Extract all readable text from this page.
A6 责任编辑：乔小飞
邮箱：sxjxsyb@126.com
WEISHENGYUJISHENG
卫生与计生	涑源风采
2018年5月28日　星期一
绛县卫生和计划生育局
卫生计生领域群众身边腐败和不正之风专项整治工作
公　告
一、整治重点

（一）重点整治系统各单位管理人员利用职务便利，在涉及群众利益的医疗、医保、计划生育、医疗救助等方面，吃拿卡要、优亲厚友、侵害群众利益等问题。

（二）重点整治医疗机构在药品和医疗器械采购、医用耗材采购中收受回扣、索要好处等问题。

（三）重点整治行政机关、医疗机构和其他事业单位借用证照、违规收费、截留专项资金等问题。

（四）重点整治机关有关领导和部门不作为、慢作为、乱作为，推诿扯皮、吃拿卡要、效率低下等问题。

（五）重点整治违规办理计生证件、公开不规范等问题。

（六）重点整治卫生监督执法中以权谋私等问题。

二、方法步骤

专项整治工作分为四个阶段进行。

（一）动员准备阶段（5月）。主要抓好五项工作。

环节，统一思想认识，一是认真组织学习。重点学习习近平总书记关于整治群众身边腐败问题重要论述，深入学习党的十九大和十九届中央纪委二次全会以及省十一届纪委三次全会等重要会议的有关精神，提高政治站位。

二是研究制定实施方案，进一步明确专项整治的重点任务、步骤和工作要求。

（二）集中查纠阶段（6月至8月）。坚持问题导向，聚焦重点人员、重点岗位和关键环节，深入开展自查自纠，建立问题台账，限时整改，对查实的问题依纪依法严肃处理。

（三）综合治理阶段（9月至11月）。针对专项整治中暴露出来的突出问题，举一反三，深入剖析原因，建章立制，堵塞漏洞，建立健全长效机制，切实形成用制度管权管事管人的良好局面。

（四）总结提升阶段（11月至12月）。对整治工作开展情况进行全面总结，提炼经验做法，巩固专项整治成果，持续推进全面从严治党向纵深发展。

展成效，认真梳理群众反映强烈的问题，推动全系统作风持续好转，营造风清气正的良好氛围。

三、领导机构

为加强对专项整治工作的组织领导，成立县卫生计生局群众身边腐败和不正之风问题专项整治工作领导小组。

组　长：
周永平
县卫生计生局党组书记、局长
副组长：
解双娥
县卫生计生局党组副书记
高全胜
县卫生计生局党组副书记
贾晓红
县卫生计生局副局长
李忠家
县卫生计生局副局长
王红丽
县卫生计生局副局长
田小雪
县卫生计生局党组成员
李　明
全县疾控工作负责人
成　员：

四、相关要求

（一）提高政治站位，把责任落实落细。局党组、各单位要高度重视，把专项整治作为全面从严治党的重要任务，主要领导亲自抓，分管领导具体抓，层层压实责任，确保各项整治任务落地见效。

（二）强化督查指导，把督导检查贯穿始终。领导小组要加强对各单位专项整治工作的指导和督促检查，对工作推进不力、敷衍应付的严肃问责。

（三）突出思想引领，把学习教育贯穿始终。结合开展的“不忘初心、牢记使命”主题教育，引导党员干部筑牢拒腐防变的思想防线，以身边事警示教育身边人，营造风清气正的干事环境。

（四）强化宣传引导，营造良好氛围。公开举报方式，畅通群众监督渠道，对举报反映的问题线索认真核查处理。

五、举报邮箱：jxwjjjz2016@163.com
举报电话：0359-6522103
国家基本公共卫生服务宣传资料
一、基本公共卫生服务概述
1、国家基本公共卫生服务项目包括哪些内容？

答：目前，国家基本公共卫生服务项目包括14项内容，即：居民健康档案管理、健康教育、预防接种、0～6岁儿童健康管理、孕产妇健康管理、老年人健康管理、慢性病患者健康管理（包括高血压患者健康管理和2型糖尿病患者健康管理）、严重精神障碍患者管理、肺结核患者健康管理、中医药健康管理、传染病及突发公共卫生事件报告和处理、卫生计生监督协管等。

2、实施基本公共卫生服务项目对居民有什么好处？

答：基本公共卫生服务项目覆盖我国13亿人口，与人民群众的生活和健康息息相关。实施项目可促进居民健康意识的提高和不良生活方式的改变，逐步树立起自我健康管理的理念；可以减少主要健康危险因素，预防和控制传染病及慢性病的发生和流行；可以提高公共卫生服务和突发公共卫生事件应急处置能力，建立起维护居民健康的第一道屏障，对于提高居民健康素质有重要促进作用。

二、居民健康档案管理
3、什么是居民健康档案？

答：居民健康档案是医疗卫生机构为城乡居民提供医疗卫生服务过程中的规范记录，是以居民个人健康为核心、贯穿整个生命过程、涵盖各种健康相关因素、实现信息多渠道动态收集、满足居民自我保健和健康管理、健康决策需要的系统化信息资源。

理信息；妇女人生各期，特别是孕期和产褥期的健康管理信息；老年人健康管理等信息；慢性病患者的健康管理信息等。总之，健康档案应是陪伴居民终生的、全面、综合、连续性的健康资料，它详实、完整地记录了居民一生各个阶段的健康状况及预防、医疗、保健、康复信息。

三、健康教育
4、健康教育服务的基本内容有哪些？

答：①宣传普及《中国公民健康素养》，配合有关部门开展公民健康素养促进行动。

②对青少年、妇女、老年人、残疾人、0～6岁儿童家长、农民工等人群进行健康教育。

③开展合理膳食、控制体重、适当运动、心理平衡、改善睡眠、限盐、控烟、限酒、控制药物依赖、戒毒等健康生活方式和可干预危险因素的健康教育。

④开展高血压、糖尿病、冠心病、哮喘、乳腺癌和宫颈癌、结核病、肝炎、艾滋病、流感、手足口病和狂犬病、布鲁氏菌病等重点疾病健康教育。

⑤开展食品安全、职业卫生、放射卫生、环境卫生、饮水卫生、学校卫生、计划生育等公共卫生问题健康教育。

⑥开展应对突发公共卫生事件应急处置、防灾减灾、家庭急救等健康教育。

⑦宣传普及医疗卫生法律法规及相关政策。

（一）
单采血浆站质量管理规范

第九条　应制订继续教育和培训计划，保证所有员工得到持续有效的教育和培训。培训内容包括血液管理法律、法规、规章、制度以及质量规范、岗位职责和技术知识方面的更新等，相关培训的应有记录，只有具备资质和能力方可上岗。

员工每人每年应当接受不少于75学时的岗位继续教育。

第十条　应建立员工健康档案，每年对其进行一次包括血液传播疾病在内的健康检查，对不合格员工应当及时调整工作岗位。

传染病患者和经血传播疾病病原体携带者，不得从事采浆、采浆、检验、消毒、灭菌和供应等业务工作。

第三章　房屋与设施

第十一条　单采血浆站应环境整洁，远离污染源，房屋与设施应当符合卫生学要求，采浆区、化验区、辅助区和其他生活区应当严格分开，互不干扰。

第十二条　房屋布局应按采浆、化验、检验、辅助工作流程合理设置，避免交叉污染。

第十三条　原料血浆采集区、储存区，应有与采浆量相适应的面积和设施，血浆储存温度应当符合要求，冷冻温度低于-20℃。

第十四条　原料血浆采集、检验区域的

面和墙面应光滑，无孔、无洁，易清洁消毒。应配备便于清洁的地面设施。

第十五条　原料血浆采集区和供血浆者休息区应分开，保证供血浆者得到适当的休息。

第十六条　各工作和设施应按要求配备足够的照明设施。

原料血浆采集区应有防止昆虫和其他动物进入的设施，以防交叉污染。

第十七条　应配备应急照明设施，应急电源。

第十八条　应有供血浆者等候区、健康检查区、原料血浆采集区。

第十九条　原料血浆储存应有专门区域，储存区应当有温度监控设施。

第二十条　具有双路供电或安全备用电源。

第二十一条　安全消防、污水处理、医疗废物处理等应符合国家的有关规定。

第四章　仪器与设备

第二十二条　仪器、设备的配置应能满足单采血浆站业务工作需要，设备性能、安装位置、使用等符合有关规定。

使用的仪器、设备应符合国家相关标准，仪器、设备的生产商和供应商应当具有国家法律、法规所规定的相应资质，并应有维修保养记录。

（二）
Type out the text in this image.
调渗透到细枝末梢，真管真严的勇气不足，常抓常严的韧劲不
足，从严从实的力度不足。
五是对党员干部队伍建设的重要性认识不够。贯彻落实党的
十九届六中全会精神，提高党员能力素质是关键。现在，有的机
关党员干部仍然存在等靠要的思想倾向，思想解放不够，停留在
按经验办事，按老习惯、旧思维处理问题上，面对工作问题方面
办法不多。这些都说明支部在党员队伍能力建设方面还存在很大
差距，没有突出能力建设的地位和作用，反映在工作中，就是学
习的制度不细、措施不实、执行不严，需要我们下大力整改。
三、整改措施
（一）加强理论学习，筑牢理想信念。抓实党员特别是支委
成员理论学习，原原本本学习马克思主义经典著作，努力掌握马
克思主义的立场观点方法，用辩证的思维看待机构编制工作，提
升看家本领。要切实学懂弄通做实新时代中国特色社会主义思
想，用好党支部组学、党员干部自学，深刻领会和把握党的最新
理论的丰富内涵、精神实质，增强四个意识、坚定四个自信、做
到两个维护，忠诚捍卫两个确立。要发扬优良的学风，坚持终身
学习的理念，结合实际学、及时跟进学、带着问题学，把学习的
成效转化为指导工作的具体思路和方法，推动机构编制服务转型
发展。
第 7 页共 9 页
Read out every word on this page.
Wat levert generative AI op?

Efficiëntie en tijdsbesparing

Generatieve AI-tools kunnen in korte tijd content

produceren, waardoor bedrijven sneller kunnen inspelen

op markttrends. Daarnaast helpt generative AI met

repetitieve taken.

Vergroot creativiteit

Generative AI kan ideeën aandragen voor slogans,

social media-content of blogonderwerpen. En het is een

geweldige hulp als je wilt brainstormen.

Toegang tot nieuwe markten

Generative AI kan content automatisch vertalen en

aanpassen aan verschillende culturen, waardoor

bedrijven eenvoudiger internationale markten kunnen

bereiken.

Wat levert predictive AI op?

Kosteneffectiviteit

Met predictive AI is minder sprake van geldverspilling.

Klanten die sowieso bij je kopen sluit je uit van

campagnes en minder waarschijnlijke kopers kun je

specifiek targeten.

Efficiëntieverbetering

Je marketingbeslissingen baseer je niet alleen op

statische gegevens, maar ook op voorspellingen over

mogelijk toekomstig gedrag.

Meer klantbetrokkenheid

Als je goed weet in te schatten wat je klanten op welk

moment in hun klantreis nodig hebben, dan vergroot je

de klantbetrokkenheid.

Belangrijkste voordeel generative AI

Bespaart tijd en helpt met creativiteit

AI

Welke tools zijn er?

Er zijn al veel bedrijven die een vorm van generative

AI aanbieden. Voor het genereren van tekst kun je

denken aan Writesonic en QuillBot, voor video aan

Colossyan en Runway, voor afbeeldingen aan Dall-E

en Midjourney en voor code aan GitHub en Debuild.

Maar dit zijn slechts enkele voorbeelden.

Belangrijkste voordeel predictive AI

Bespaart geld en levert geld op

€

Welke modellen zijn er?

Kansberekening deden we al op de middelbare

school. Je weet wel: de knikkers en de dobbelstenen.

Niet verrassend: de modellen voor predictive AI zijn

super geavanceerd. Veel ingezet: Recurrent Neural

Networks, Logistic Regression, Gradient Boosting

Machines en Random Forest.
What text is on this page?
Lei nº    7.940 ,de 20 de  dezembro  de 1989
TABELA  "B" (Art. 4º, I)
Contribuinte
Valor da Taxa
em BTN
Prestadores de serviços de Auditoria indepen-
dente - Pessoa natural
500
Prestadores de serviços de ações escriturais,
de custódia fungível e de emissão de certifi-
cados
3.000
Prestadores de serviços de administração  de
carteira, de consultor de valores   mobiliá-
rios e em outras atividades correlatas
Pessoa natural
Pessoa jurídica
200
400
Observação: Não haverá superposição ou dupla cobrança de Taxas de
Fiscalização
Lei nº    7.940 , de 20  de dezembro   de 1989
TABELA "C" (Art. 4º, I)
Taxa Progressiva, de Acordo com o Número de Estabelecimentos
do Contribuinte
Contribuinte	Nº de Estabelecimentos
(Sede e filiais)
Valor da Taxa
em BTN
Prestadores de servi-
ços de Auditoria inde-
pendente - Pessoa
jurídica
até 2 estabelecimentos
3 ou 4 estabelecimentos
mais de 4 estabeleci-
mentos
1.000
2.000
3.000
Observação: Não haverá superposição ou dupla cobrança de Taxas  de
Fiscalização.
****************************************
Show each line of the data that contains the string "creativiteit".

Vergroot creativiteit
Bespaart tijd en helpt met creativiteit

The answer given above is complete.